**EXERCISE INPUT:**
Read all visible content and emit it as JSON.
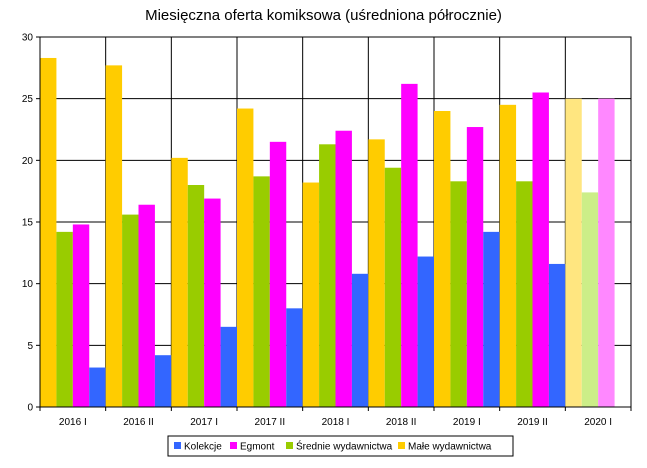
{
  "chart_data": {
    "type": "bar",
    "title": "Miesięczna oferta komiksowa (uśredniona półrocznie)",
    "categories": [
      "2016 I",
      "2016 II",
      "2017 I",
      "2017 II",
      "2018 I",
      "2018 II",
      "2019 I",
      "2019 II",
      "2020 I"
    ],
    "series": [
      {
        "name": "Małe wydawnictwa",
        "color": "#ffcc00",
        "values": [
          28.3,
          27.7,
          20.2,
          24.2,
          18.2,
          21.7,
          24.0,
          24.5,
          25.0
        ]
      },
      {
        "name": "Średnie wydawnictwa",
        "color": "#99cc00",
        "values": [
          14.2,
          15.6,
          18.0,
          18.7,
          21.3,
          19.4,
          18.3,
          18.3,
          17.4
        ]
      },
      {
        "name": "Egmont",
        "color": "#ff00ff",
        "values": [
          14.8,
          16.4,
          16.9,
          21.5,
          22.4,
          26.2,
          22.7,
          25.5,
          25.0
        ]
      },
      {
        "name": "Kolekcje",
        "color": "#3366ff",
        "values": [
          3.2,
          4.2,
          6.5,
          8.0,
          10.8,
          12.2,
          14.2,
          11.6,
          null
        ]
      }
    ],
    "faded_category": "2020 I",
    "faded_colors": {
      "Małe wydawnictwa": "#ffe680",
      "Średnie wydawnictwa": "#ccee88",
      "Egmont": "#ff88ff"
    },
    "legend_order": [
      "Kolekcje",
      "Egmont",
      "Średnie wydawnictwa",
      "Małe wydawnictwa"
    ],
    "legend_position": "bottom",
    "ylim": [
      0,
      30
    ],
    "yticks": [
      0,
      5,
      10,
      15,
      20,
      25,
      30
    ],
    "grid": true,
    "xlabel": "",
    "ylabel": ""
  }
}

**EXERCISE DIRECTIONS:** Restate the full listing verbatim and drop every picture.

**THE OUTPUT:**
Read all visible content and emit it as JSON.
{
  "chart_data": {
    "type": "bar",
    "title": "Miesięczna oferta komiksowa (uśredniona półrocznie)",
    "categories": [
      "2016 I",
      "2016 II",
      "2017 I",
      "2017 II",
      "2018 I",
      "2018 II",
      "2019 I",
      "2019 II",
      "2020 I"
    ],
    "series": [
      {
        "name": "Małe wydawnictwa",
        "color": "#ffcc00",
        "values": [
          28.3,
          27.7,
          20.2,
          24.2,
          18.2,
          21.7,
          24.0,
          24.5,
          25.0
        ]
      },
      {
        "name": "Średnie wydawnictwa",
        "color": "#99cc00",
        "values": [
          14.2,
          15.6,
          18.0,
          18.7,
          21.3,
          19.4,
          18.3,
          18.3,
          17.4
        ]
      },
      {
        "name": "Egmont",
        "color": "#ff00ff",
        "values": [
          14.8,
          16.4,
          16.9,
          21.5,
          22.4,
          26.2,
          22.7,
          25.5,
          25.0
        ]
      },
      {
        "name": "Kolekcje",
        "color": "#3366ff",
        "values": [
          3.2,
          4.2,
          6.5,
          8.0,
          10.8,
          12.2,
          14.2,
          11.6,
          null
        ]
      }
    ],
    "faded_category": "2020 I",
    "faded_colors": {
      "Małe wydawnictwa": "#ffe680",
      "Średnie wydawnictwa": "#ccee88",
      "Egmont": "#ff88ff"
    },
    "legend_order": [
      "Kolekcje",
      "Egmont",
      "Średnie wydawnictwa",
      "Małe wydawnictwa"
    ],
    "legend_position": "bottom",
    "ylim": [
      0,
      30
    ],
    "yticks": [
      0,
      5,
      10,
      15,
      20,
      25,
      30
    ],
    "grid": true,
    "xlabel": "",
    "ylabel": ""
  }
}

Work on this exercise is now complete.